+++ Extrait de texte +++
Thomas Wolfe – Tom Wolfe

A mon retour de vacances mi-août 2016, je me suis précipitée voir « Genius » avec Jude Law et Colin Firth pensant en apprendre plus sur Thomas Wolfe que je fréquentais beaucoup ces derniers temps :

  • Dans « Le choix de  Sophie », le narrateur évoque l’écrivain Thomas Wolfe a, au moins, quatre reprises (dans l’édition Folio aux pages 37-38-39, 168, 340, 362). Ce lien entre les deux auteurs a même engendré un article de Monty Lowe Faltacosh, « Wolfe and « Sophie’s Choice » » pour The Thomas Wolfe Newsletter4.1, printemps 1980. (Il cite aussi D.H. Lawrence et A. Gide.)
  • Dans son édition d’Août 2016, Vanity Fair consacrait une douzaine de pages à Tom Wolfe ce que je trouvais très en lien
  • Avec la sortie du film cité plus haut racontant la découverte par Maxwell Perkins de Thomas Wolfe.

Sachant que les Américains utilisent les diminutifs, il ne faisait aucun doute que ce Thomas et Tom étaient le même écrivain marquant du 20e siècle qui s’habille en costume blanc et qui a écrit « Le Bûcher des vanités » dont Brian de Palma a réalisé une adaptation. Au début de la séance, tout va bien. Et ce d’autant plus que l’article de Vanity Fair commence en évoquant un cocktail donné par Leonard Bernstein (pour les Black Panthers) et que dans le film la compagne de Thomas Wolfe est une certaine Aline Bernstein (Nicole Kidman) qui a abandonné le domicile familial.
+++ Matériel fourni +++
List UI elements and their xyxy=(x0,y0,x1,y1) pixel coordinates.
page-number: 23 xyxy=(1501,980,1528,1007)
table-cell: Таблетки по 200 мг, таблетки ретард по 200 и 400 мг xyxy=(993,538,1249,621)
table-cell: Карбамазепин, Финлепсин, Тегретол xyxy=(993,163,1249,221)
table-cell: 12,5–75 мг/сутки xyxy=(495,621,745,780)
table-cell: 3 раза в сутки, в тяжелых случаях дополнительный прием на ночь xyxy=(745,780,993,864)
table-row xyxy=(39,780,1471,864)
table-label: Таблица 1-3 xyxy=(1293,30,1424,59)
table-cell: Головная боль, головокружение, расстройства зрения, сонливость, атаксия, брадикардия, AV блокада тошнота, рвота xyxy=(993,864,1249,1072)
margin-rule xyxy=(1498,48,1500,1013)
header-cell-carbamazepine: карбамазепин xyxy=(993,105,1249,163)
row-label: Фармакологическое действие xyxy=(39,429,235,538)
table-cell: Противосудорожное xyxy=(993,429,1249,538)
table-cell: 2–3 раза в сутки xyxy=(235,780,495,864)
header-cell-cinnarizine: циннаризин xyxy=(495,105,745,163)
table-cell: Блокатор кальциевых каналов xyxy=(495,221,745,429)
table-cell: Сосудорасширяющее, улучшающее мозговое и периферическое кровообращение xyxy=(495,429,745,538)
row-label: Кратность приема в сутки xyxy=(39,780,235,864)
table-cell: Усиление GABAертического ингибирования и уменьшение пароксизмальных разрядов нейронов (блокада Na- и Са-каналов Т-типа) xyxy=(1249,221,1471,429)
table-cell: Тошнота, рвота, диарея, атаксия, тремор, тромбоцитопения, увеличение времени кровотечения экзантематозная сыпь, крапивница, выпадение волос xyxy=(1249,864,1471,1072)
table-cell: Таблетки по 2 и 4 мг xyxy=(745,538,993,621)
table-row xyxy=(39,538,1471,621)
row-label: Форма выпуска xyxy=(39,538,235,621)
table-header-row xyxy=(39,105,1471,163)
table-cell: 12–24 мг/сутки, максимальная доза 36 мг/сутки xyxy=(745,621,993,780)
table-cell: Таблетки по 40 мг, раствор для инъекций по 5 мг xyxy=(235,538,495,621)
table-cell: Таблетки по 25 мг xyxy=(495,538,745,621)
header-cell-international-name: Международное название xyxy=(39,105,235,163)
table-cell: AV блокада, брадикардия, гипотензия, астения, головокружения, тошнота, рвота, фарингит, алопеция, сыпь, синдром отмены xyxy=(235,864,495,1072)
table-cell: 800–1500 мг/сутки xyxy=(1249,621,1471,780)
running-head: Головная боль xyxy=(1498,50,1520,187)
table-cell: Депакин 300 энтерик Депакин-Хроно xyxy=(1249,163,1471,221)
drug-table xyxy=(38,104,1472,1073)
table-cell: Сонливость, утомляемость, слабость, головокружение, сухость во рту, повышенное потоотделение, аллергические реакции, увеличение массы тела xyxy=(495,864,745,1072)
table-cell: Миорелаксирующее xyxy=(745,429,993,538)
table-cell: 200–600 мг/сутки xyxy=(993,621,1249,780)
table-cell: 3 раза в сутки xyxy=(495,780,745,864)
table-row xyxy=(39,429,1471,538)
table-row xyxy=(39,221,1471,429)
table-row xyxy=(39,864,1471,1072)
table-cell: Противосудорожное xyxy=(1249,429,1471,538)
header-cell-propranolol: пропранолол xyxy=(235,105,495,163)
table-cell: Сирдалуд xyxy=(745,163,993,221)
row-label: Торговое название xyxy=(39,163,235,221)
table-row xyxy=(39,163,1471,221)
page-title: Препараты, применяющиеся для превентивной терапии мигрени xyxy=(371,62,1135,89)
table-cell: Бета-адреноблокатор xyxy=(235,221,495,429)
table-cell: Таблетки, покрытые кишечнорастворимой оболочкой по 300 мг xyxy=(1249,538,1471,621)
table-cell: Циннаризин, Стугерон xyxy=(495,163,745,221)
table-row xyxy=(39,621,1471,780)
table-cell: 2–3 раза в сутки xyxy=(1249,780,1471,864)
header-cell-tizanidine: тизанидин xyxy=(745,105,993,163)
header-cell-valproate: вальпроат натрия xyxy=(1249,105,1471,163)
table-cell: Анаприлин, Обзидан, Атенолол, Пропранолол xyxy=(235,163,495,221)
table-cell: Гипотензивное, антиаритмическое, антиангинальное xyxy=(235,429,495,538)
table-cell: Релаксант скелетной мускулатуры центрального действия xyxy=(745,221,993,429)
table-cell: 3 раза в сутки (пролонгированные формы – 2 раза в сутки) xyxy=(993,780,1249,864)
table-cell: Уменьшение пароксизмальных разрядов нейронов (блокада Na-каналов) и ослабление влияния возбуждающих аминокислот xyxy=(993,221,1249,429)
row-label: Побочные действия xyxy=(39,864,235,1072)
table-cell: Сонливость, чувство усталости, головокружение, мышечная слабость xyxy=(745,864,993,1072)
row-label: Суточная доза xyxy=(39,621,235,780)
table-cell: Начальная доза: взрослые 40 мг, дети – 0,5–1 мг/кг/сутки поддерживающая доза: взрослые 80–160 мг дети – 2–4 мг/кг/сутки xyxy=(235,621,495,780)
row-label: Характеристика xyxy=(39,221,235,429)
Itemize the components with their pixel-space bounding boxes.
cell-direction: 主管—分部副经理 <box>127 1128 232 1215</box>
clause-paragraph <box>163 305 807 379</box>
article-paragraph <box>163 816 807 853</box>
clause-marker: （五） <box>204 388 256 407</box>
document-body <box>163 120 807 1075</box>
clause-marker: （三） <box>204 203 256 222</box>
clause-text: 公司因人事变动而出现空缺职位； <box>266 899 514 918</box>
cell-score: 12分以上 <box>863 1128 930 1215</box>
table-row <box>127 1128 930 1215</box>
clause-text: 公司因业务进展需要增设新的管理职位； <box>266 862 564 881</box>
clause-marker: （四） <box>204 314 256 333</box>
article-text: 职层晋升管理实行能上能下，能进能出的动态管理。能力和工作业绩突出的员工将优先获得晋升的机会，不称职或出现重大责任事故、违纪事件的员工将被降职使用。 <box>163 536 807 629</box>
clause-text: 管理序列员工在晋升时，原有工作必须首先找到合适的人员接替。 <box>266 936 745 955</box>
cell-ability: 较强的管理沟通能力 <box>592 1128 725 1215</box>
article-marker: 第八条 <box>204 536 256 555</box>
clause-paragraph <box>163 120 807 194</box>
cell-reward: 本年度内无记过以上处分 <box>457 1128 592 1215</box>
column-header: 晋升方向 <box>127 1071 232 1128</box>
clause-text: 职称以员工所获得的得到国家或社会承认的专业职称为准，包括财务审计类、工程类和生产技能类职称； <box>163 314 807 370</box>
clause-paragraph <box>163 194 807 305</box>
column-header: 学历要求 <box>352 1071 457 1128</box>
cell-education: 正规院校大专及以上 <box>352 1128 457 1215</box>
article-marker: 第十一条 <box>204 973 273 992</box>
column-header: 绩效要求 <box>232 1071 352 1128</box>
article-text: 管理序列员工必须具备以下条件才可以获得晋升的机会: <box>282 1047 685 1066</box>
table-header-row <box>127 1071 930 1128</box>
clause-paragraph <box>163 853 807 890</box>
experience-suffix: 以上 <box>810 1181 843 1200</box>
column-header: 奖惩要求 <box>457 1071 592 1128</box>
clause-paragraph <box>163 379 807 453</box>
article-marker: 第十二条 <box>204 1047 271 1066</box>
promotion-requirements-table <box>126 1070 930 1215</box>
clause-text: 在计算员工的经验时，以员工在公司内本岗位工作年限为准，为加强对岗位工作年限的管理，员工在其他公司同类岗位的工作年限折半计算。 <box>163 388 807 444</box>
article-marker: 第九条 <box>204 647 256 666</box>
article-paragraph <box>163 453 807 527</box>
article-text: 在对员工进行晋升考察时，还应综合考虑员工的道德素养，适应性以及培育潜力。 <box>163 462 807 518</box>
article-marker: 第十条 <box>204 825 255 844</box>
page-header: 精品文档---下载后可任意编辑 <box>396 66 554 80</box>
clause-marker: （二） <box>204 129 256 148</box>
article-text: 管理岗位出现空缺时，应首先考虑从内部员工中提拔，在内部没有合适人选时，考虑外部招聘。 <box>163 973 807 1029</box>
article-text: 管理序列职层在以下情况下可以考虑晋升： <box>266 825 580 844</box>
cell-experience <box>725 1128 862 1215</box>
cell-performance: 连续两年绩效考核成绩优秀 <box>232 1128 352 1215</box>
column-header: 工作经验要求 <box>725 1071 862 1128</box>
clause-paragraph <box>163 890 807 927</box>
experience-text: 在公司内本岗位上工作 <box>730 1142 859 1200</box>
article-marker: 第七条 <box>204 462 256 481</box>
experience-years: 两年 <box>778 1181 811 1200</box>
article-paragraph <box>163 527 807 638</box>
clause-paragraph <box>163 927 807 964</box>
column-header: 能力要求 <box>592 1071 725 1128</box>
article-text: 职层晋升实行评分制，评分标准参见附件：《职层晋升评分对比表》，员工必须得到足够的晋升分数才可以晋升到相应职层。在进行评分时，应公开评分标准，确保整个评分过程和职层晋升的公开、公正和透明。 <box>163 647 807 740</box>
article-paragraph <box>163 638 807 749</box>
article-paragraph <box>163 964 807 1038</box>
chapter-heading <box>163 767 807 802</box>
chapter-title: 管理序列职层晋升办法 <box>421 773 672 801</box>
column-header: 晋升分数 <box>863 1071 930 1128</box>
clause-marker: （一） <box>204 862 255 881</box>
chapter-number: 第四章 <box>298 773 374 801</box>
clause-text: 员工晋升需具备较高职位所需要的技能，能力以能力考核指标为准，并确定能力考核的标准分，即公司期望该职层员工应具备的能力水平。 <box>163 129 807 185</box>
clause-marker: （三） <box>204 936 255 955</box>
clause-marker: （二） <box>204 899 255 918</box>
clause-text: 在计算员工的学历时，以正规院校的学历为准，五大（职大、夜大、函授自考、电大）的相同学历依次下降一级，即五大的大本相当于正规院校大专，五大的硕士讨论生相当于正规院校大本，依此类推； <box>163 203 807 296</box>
+++
Consigne de travail 1:
D'après l'extrait de texte, quel personnage Nicole Kidman interprète-t-elle dans le film ?
Consigne de travail 2:
Indiquez si chacun des énoncés suivants concorde avec l'extrait de texte, en répondant par oui ou par non et en citant les mots décisifs du texte.
(a) Vanity Fair a consacré une douzaine de pages à Tom Wolfe dans son édition d'août 2016.
(b) Le narrateur du « Choix de Sophie » n'évoque Thomas Wolfe qu'une seule fois.
(c) Le film relate la découverte de Thomas Wolfe par Maxwell Perkins.

Réponse rédigée 1:
Aline Bernstein, la compagne de Thomas Wolfe.

Réponse rédigée 2:
(a) Oui : « Dans son édition d’Août 2016, Vanity Fair consacrait une douzaine de pages à Tom Wolfe ».
(b) Non : « au moins, quatre reprises ».
(c) Oui : « racontant la découverte par Maxwell Perkins de Thomas Wolfe ».